Records to process:

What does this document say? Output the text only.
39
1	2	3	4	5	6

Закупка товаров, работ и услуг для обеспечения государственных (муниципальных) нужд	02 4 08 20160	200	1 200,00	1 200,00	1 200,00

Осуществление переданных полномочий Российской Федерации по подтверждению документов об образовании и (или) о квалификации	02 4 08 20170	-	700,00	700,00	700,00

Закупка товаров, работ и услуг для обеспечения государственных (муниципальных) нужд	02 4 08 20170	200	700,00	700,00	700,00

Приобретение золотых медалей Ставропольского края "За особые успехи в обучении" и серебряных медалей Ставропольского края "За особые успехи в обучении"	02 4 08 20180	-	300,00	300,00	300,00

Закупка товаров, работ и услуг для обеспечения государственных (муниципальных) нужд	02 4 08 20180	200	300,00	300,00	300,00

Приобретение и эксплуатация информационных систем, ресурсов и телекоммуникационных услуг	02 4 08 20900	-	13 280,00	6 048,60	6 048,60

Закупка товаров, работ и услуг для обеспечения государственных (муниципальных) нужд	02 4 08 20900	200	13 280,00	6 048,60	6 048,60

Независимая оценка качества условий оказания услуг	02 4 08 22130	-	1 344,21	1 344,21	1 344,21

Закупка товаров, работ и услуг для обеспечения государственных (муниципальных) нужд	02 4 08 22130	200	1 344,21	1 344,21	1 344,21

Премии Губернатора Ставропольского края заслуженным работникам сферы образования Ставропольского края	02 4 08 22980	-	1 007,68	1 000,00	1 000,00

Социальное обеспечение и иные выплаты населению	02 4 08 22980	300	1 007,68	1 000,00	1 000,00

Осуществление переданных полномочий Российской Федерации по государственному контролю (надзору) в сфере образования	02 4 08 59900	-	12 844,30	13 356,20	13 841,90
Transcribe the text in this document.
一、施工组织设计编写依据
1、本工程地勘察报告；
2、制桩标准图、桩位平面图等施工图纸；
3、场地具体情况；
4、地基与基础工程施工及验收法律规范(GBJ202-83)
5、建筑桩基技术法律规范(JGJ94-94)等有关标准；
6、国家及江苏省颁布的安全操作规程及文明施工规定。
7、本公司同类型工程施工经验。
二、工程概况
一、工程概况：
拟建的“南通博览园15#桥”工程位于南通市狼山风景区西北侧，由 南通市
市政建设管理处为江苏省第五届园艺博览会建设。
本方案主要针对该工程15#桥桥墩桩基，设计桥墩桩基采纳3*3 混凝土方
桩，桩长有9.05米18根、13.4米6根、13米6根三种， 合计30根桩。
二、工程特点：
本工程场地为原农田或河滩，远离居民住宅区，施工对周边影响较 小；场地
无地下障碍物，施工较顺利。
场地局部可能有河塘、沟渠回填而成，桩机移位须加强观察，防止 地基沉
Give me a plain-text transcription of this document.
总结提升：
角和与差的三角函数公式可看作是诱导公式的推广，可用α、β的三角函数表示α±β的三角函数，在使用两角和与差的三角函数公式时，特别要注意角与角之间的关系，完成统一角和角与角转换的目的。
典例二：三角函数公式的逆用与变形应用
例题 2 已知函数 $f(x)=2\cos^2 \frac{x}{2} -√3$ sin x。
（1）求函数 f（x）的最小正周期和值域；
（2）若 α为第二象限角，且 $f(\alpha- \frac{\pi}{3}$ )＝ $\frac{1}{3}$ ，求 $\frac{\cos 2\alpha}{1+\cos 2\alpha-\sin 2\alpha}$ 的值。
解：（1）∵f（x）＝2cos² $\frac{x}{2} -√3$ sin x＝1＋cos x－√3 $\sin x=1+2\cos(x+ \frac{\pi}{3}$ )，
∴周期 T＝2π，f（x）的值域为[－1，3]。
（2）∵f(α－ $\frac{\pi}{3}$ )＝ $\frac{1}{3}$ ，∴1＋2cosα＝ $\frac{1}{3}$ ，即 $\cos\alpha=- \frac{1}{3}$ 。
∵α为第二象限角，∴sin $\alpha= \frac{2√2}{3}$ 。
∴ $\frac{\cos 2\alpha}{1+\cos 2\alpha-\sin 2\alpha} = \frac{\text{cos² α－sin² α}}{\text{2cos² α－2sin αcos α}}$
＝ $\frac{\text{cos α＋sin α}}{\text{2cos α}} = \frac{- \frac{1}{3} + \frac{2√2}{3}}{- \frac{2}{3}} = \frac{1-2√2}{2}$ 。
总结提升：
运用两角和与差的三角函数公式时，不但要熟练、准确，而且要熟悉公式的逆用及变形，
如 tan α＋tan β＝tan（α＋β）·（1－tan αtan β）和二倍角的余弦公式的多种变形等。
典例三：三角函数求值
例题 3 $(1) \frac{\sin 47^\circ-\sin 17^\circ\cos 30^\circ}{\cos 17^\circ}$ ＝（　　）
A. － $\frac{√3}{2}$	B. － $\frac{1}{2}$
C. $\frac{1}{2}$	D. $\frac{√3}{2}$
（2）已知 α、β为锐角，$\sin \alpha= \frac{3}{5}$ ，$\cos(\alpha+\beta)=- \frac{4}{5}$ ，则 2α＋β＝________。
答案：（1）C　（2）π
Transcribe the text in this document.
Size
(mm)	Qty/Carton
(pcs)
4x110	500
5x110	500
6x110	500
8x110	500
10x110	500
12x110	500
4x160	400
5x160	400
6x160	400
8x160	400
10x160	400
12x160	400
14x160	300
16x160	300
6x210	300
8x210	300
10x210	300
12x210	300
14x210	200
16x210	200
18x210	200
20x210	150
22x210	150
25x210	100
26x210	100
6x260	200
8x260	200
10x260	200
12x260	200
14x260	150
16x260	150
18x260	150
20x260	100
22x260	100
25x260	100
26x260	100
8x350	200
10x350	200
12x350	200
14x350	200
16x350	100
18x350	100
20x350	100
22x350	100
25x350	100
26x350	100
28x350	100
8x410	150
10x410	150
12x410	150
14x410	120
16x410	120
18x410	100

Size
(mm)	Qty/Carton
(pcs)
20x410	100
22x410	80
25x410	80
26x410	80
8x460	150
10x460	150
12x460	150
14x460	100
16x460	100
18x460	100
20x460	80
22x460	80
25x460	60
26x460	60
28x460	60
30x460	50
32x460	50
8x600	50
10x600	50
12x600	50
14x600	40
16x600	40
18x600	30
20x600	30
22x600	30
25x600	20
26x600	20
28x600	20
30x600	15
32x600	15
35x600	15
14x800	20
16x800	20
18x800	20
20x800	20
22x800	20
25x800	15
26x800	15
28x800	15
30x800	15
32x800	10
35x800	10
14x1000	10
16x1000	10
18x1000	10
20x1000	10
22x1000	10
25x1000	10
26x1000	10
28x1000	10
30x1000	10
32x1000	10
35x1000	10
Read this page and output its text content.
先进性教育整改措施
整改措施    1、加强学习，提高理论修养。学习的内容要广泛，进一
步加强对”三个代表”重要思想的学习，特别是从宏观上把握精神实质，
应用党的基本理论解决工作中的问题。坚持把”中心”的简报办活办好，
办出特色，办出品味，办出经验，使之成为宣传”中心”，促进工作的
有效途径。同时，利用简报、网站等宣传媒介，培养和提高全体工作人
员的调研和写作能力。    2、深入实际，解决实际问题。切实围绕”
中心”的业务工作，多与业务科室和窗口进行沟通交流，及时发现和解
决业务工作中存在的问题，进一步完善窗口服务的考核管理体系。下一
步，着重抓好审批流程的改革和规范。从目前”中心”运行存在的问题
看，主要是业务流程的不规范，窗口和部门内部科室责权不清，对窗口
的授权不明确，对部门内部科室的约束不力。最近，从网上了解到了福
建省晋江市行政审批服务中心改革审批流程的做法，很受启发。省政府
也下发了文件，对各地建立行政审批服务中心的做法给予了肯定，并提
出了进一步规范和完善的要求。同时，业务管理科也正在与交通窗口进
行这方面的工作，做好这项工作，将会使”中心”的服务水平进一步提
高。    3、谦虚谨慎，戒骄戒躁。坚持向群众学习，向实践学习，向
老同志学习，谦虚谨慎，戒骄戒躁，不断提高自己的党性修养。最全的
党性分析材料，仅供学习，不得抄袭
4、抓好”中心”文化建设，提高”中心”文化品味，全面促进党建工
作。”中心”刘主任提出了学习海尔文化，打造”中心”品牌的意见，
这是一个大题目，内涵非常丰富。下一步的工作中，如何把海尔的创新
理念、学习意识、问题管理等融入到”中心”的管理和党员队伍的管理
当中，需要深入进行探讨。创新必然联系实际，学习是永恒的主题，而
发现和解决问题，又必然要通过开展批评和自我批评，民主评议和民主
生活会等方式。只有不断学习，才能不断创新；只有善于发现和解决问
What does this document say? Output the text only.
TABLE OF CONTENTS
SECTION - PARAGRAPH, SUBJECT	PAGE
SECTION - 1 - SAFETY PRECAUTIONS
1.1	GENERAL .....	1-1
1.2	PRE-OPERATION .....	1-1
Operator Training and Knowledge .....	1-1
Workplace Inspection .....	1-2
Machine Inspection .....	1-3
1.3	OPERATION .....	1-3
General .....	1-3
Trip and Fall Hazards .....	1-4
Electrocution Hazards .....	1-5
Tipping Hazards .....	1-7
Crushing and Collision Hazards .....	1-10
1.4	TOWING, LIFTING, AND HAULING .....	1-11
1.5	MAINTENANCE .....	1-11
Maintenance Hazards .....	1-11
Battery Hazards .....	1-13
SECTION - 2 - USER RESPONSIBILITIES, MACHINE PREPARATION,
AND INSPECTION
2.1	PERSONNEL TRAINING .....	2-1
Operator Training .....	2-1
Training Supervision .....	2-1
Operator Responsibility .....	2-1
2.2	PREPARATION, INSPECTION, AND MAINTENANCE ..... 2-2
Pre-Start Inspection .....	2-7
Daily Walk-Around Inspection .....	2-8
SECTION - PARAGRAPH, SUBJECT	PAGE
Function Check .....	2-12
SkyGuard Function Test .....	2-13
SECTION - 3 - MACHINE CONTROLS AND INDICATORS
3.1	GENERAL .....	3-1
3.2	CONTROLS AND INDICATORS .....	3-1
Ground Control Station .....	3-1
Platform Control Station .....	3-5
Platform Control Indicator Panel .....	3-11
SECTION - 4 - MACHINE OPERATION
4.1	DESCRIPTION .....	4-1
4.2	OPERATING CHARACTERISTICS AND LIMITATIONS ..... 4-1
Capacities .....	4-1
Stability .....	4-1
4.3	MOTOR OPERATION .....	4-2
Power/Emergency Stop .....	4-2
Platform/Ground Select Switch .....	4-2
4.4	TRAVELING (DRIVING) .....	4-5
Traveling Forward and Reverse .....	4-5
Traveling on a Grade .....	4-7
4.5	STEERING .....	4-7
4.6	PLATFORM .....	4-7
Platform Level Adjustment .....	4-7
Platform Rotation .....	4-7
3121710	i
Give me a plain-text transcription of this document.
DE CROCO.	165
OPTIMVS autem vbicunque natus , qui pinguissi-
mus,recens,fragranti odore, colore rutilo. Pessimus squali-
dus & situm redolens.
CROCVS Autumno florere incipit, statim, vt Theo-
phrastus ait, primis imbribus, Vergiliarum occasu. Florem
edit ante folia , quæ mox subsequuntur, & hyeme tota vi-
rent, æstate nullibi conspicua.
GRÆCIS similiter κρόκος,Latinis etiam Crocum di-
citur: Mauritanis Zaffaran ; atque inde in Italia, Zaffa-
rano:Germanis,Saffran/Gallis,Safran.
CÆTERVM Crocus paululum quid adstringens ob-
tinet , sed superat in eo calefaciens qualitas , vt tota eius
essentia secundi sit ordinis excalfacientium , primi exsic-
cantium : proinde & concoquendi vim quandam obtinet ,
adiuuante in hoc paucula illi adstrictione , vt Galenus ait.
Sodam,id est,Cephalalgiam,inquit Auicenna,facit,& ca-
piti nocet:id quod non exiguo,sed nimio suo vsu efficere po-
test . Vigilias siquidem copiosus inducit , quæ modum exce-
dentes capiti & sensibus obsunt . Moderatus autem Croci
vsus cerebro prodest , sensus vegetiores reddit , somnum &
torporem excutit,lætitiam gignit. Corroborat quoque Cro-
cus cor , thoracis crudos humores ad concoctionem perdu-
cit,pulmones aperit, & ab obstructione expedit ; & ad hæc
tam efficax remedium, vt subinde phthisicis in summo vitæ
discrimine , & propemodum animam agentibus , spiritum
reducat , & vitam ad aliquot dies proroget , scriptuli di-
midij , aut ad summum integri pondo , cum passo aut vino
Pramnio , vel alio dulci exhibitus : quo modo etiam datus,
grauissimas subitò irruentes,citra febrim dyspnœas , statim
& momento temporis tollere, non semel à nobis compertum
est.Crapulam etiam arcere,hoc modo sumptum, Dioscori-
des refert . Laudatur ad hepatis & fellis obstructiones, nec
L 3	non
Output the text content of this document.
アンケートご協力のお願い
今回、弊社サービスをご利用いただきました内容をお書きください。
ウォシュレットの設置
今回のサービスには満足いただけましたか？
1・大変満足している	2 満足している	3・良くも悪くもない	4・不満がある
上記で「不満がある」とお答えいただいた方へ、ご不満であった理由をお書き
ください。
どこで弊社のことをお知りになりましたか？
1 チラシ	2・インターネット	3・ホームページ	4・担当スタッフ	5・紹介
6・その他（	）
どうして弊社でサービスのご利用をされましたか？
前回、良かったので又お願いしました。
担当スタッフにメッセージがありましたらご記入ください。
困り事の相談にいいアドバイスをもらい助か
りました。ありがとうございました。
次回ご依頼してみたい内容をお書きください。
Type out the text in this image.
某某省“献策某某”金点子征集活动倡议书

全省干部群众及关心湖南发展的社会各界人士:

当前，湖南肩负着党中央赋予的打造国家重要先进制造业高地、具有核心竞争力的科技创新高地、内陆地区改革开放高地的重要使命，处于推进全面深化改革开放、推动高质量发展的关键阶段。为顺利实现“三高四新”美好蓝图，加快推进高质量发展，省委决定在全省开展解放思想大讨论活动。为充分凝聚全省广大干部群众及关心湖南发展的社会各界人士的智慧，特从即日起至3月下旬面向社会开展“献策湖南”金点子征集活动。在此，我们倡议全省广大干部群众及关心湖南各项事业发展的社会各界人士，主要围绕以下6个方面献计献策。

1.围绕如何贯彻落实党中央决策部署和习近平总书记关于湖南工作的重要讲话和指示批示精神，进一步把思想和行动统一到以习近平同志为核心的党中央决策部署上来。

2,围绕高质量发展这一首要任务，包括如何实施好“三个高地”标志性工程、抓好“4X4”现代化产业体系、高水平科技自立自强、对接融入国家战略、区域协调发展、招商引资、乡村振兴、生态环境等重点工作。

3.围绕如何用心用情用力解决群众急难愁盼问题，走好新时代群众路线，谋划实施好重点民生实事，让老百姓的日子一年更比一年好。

Exercise details:
Count the lines of the material that include the word "Осуществление", then report only the total.

Problem solution:
2